Information provided START
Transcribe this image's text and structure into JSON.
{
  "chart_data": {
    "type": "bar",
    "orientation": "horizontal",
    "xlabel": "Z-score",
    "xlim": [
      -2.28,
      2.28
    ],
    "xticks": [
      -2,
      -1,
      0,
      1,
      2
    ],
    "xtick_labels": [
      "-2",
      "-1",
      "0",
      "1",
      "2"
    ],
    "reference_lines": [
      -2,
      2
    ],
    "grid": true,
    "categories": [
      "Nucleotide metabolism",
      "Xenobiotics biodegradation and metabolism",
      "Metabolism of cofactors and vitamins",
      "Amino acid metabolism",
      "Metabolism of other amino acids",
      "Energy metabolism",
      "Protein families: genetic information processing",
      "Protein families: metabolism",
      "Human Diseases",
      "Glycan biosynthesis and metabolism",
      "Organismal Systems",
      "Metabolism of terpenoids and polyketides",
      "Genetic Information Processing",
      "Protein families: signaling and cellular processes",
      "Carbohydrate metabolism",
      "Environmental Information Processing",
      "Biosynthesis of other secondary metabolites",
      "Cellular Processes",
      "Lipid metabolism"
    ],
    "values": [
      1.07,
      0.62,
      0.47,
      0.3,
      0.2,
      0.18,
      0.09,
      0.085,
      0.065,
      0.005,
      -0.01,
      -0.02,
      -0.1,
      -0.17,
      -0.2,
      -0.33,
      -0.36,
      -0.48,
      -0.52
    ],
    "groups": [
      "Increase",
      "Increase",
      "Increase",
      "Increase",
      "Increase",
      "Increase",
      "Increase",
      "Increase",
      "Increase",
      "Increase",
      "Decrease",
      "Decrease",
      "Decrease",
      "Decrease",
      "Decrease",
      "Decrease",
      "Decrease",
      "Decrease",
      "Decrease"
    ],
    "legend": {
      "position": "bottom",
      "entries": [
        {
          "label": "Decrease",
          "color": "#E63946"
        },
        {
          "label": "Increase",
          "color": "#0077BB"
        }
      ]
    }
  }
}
Information provided END
Exercise description: The records above are to be returned exactly as they appear.

Solution:
Transcribe this image's text and structure into JSON.
{
  "chart_data": {
    "type": "bar",
    "orientation": "horizontal",
    "xlabel": "Z-score",
    "xlim": [
      -2.28,
      2.28
    ],
    "xticks": [
      -2,
      -1,
      0,
      1,
      2
    ],
    "xtick_labels": [
      "-2",
      "-1",
      "0",
      "1",
      "2"
    ],
    "reference_lines": [
      -2,
      2
    ],
    "grid": true,
    "categories": [
      "Nucleotide metabolism",
      "Xenobiotics biodegradation and metabolism",
      "Metabolism of cofactors and vitamins",
      "Amino acid metabolism",
      "Metabolism of other amino acids",
      "Energy metabolism",
      "Protein families: genetic information processing",
      "Protein families: metabolism",
      "Human Diseases",
      "Glycan biosynthesis and metabolism",
      "Organismal Systems",
      "Metabolism of terpenoids and polyketides",
      "Genetic Information Processing",
      "Protein families: signaling and cellular processes",
      "Carbohydrate metabolism",
      "Environmental Information Processing",
      "Biosynthesis of other secondary metabolites",
      "Cellular Processes",
      "Lipid metabolism"
    ],
    "values": [
      1.07,
      0.62,
      0.47,
      0.3,
      0.2,
      0.18,
      0.09,
      0.085,
      0.065,
      0.005,
      -0.01,
      -0.02,
      -0.1,
      -0.17,
      -0.2,
      -0.33,
      -0.36,
      -0.48,
      -0.52
    ],
    "groups": [
      "Increase",
      "Increase",
      "Increase",
      "Increase",
      "Increase",
      "Increase",
      "Increase",
      "Increase",
      "Increase",
      "Increase",
      "Decrease",
      "Decrease",
      "Decrease",
      "Decrease",
      "Decrease",
      "Decrease",
      "Decrease",
      "Decrease",
      "Decrease"
    ],
    "legend": {
      "position": "bottom",
      "entries": [
        {
          "label": "Decrease",
          "color": "#E63946"
        },
        {
          "label": "Increase",
          "color": "#0077BB"
        }
      ]
    }
  }
}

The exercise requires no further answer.